▸ **Aim**:
Write the records out again, keeping each line exactly as it is.

* * * * * * * * *

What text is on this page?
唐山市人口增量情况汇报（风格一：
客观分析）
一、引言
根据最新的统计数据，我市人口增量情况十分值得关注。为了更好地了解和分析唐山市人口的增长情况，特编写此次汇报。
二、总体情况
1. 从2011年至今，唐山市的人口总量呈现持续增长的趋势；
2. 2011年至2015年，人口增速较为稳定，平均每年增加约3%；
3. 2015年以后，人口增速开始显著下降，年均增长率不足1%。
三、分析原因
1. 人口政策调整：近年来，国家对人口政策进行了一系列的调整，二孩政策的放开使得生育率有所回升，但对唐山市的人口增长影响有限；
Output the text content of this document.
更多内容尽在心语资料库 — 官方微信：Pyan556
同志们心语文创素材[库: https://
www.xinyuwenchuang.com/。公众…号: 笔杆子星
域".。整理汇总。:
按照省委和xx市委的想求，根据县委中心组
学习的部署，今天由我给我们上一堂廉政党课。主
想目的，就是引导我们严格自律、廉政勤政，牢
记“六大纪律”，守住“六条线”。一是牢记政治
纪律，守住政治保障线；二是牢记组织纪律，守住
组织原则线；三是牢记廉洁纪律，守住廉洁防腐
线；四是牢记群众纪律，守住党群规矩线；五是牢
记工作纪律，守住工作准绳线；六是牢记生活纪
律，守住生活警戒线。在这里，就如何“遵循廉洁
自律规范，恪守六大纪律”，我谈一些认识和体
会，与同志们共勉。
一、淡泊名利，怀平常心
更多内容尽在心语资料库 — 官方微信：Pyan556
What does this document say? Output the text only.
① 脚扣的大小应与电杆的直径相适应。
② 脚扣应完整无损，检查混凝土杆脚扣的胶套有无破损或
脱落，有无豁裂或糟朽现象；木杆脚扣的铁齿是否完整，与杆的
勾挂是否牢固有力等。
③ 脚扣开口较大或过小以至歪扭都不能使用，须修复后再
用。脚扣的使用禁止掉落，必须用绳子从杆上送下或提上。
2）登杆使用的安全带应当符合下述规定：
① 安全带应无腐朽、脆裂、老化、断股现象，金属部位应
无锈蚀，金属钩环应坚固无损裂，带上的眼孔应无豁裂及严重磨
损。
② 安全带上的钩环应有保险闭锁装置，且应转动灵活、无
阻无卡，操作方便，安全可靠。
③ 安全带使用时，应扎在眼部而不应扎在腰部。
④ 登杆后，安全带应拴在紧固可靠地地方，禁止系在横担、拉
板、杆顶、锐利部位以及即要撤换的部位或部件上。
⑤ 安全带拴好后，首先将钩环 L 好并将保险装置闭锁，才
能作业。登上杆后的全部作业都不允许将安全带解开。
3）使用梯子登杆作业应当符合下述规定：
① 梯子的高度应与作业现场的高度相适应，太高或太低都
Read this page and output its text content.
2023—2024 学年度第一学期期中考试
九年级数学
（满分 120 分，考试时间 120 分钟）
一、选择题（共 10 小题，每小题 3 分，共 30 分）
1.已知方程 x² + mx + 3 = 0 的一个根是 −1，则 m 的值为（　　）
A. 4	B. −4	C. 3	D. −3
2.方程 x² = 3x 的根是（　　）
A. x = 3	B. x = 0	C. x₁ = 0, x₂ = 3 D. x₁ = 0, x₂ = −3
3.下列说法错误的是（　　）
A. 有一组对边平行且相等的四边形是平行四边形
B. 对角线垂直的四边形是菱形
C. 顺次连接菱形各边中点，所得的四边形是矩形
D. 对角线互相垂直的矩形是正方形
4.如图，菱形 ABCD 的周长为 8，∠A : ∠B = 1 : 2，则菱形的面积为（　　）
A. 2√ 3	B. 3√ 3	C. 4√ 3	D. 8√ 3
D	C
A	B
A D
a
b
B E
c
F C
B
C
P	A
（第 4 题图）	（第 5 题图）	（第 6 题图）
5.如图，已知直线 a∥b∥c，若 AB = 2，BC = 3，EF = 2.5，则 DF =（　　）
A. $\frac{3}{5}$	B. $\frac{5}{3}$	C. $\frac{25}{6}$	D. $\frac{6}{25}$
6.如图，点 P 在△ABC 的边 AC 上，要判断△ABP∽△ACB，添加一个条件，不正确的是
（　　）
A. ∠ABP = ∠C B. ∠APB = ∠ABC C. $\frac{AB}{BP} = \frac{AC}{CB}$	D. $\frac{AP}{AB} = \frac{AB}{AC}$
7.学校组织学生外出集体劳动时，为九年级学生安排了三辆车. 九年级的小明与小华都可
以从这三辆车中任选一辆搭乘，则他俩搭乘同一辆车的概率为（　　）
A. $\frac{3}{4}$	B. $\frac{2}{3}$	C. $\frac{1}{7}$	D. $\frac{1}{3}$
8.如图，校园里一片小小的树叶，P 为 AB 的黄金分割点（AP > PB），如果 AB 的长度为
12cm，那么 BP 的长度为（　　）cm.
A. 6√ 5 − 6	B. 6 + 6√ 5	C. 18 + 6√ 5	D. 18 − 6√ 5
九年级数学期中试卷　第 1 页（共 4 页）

* * * * * * * * *

▸ **Finished answer**:
What text is on this page?
唐山市人口增量情况汇报（风格一：
客观分析）
一、引言
根据最新的统计数据，我市人口增量情况十分值得关注。为了更好地了解和分析唐山市人口的增长情况，特编写此次汇报。
二、总体情况
1. 从2011年至今，唐山市的人口总量呈现持续增长的趋势；
2. 2011年至2015年，人口增速较为稳定，平均每年增加约3%；
3. 2015年以后，人口增速开始显著下降，年均增长率不足1%。
三、分析原因
1. 人口政策调整：近年来，国家对人口政策进行了一系列的调整，二孩政策的放开使得生育率有所回升，但对唐山市的人口增长影响有限；
Output the text content of this document.
更多内容尽在心语资料库 — 官方微信：Pyan556
同志们心语文创素材[库: https://
www.xinyuwenchuang.com/。公众…号: 笔杆子星
域".。整理汇总。:
按照省委和xx市委的想求，根据县委中心组
学习的部署，今天由我给我们上一堂廉政党课。主
想目的，就是引导我们严格自律、廉政勤政，牢
记“六大纪律”，守住“六条线”。一是牢记政治
纪律，守住政治保障线；二是牢记组织纪律，守住
组织原则线；三是牢记廉洁纪律，守住廉洁防腐
线；四是牢记群众纪律，守住党群规矩线；五是牢
记工作纪律，守住工作准绳线；六是牢记生活纪
律，守住生活警戒线。在这里，就如何“遵循廉洁
自律规范，恪守六大纪律”，我谈一些认识和体
会，与同志们共勉。
一、淡泊名利，怀平常心
更多内容尽在心语资料库 — 官方微信：Pyan556
What does this document say? Output the text only.
① 脚扣的大小应与电杆的直径相适应。
② 脚扣应完整无损，检查混凝土杆脚扣的胶套有无破损或
脱落，有无豁裂或糟朽现象；木杆脚扣的铁齿是否完整，与杆的
勾挂是否牢固有力等。
③ 脚扣开口较大或过小以至歪扭都不能使用，须修复后再
用。脚扣的使用禁止掉落，必须用绳子从杆上送下或提上。
2）登杆使用的安全带应当符合下述规定：
① 安全带应无腐朽、脆裂、老化、断股现象，金属部位应
无锈蚀，金属钩环应坚固无损裂，带上的眼孔应无豁裂及严重磨
损。
② 安全带上的钩环应有保险闭锁装置，且应转动灵活、无
阻无卡，操作方便，安全可靠。
③ 安全带使用时，应扎在眼部而不应扎在腰部。
④ 登杆后，安全带应拴在紧固可靠地地方，禁止系在横担、拉
板、杆顶、锐利部位以及即要撤换的部位或部件上。
⑤ 安全带拴好后，首先将钩环 L 好并将保险装置闭锁，才
能作业。登上杆后的全部作业都不允许将安全带解开。
3）使用梯子登杆作业应当符合下述规定：
① 梯子的高度应与作业现场的高度相适应，太高或太低都
Read this page and output its text content.
2023—2024 学年度第一学期期中考试
九年级数学
（满分 120 分，考试时间 120 分钟）
一、选择题（共 10 小题，每小题 3 分，共 30 分）
1.已知方程 x² + mx + 3 = 0 的一个根是 −1，则 m 的值为（　　）
A. 4	B. −4	C. 3	D. −3
2.方程 x² = 3x 的根是（　　）
A. x = 3	B. x = 0	C. x₁ = 0, x₂ = 3 D. x₁ = 0, x₂ = −3
3.下列说法错误的是（　　）
A. 有一组对边平行且相等的四边形是平行四边形
B. 对角线垂直的四边形是菱形
C. 顺次连接菱形各边中点，所得的四边形是矩形
D. 对角线互相垂直的矩形是正方形
4.如图，菱形 ABCD 的周长为 8，∠A : ∠B = 1 : 2，则菱形的面积为（　　）
A. 2√ 3	B. 3√ 3	C. 4√ 3	D. 8√ 3
D	C
A	B
A D
a
b
B E
c
F C
B
C
P	A
（第 4 题图）	（第 5 题图）	（第 6 题图）
5.如图，已知直线 a∥b∥c，若 AB = 2，BC = 3，EF = 2.5，则 DF =（　　）
A. $\frac{3}{5}$	B. $\frac{5}{3}$	C. $\frac{25}{6}$	D. $\frac{6}{25}$
6.如图，点 P 在△ABC 的边 AC 上，要判断△ABP∽△ACB，添加一个条件，不正确的是
（　　）
A. ∠ABP = ∠C B. ∠APB = ∠ABC C. $\frac{AB}{BP} = \frac{AC}{CB}$	D. $\frac{AP}{AB} = \frac{AB}{AC}$
7.学校组织学生外出集体劳动时，为九年级学生安排了三辆车. 九年级的小明与小华都可
以从这三辆车中任选一辆搭乘，则他俩搭乘同一辆车的概率为（　　）
A. $\frac{3}{4}$	B. $\frac{2}{3}$	C. $\frac{1}{7}$	D. $\frac{1}{3}$
8.如图，校园里一片小小的树叶，P 为 AB 的黄金分割点（AP > PB），如果 AB 的长度为
12cm，那么 BP 的长度为（　　）cm.
A. 6√ 5 − 6	B. 6 + 6√ 5	C. 18 + 6√ 5	D. 18 − 6√ 5
九年级数学期中试卷　第 1 页（共 4 页）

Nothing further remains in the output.